-- start Entries supplied --
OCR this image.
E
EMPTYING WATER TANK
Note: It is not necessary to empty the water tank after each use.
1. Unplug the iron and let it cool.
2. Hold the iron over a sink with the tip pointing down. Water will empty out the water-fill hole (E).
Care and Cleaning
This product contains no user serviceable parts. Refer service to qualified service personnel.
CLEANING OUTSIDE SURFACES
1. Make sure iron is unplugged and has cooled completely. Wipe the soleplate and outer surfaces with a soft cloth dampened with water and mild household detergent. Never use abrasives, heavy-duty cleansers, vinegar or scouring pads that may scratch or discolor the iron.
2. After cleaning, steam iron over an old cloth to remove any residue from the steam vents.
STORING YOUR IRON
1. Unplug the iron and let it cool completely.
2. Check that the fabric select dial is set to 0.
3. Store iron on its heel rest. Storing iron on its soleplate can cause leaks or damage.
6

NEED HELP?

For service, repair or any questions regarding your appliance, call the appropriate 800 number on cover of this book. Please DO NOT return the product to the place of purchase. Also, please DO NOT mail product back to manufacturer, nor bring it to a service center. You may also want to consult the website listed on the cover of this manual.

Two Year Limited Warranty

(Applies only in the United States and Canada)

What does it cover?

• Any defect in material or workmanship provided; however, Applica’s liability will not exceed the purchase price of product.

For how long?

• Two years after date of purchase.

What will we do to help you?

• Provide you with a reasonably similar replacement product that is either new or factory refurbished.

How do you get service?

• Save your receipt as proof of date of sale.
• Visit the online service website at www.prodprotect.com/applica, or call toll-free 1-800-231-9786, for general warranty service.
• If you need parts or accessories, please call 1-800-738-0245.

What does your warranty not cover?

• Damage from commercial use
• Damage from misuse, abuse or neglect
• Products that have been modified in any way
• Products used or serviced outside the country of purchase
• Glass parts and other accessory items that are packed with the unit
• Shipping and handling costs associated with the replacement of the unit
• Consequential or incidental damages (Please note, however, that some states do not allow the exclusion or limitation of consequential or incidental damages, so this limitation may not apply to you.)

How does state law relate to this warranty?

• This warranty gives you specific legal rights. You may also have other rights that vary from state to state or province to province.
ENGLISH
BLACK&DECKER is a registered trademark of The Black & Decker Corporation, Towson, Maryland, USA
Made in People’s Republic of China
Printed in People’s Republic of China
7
-- end Entries supplied --
Short task
Return each entry from the material above exactly as it appears.

Written solution
OCR this image.
E
EMPTYING WATER TANK
Note: It is not necessary to empty the water tank after each use.
1. Unplug the iron and let it cool.
2. Hold the iron over a sink with the tip pointing down. Water will empty out the water-fill hole (E).
Care and Cleaning
This product contains no user serviceable parts. Refer service to qualified service personnel.
CLEANING OUTSIDE SURFACES
1. Make sure iron is unplugged and has cooled completely. Wipe the soleplate and outer surfaces with a soft cloth dampened with water and mild household detergent. Never use abrasives, heavy-duty cleansers, vinegar or scouring pads that may scratch or discolor the iron.
2. After cleaning, steam iron over an old cloth to remove any residue from the steam vents.
STORING YOUR IRON
1. Unplug the iron and let it cool completely.
2. Check that the fabric select dial is set to 0.
3. Store iron on its heel rest. Storing iron on its soleplate can cause leaks or damage.
6

NEED HELP?

For service, repair or any questions regarding your appliance, call the appropriate 800 number on cover of this book. Please DO NOT return the product to the place of purchase. Also, please DO NOT mail product back to manufacturer, nor bring it to a service center. You may also want to consult the website listed on the cover of this manual.

Two Year Limited Warranty

(Applies only in the United States and Canada)

What does it cover?

• Any defect in material or workmanship provided; however, Applica’s liability will not exceed the purchase price of product.

For how long?

• Two years after date of purchase.

What will we do to help you?

• Provide you with a reasonably similar replacement product that is either new or factory refurbished.

How do you get service?

• Save your receipt as proof of date of sale.
• Visit the online service website at www.prodprotect.com/applica, or call toll-free 1-800-231-9786, for general warranty service.
• If you need parts or accessories, please call 1-800-738-0245.

What does your warranty not cover?

• Damage from commercial use
• Damage from misuse, abuse or neglect
• Products that have been modified in any way
• Products used or serviced outside the country of purchase
• Glass parts and other accessory items that are packed with the unit
• Shipping and handling costs associated with the replacement of the unit
• Consequential or incidental damages (Please note, however, that some states do not allow the exclusion or limitation of consequential or incidental damages, so this limitation may not apply to you.)

How does state law relate to this warranty?

• This warranty gives you specific legal rights. You may also have other rights that vary from state to state or province to province.
ENGLISH
BLACK&DECKER is a registered trademark of The Black & Decker Corporation, Towson, Maryland, USA
Made in People’s Republic of China
Printed in People’s Republic of China
7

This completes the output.